**STATED TASK**
Render the material again word for word, skipping the pictures in it.
### ENTRIES ###
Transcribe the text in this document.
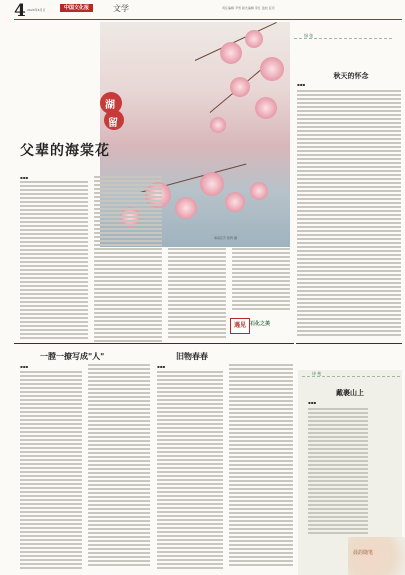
4 2024年6月日	中国文化报	文学	责任编辑 尹雪 版式编辑 李红 监校 张庆
海棠花开 陈辉 摄
湖
留
父辈的海棠花
▪▪▪
绿 弦
秋天的怀念
▪▪▪
遇见 石化之美
一膛一撩写成"人"	旧物春春
▪▪▪	▪▪▪
诗 苑
戴裹山上
▪▪▪
晨韵随笔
###
**WORKED SOLUTION**
Transcribe the text in this document.
4 2024年6月日	中国文化报	文学	责任编辑 尹雪 版式编辑 李红 监校 张庆
海棠花开 陈辉 摄
湖
留
父辈的海棠花
▪▪▪
绿 弦
秋天的怀念
▪▪▪
遇见 石化之美
一膛一撩写成"人"	旧物春春
▪▪▪	▪▪▪
诗 苑
戴裹山上
▪▪▪
晨韵随笔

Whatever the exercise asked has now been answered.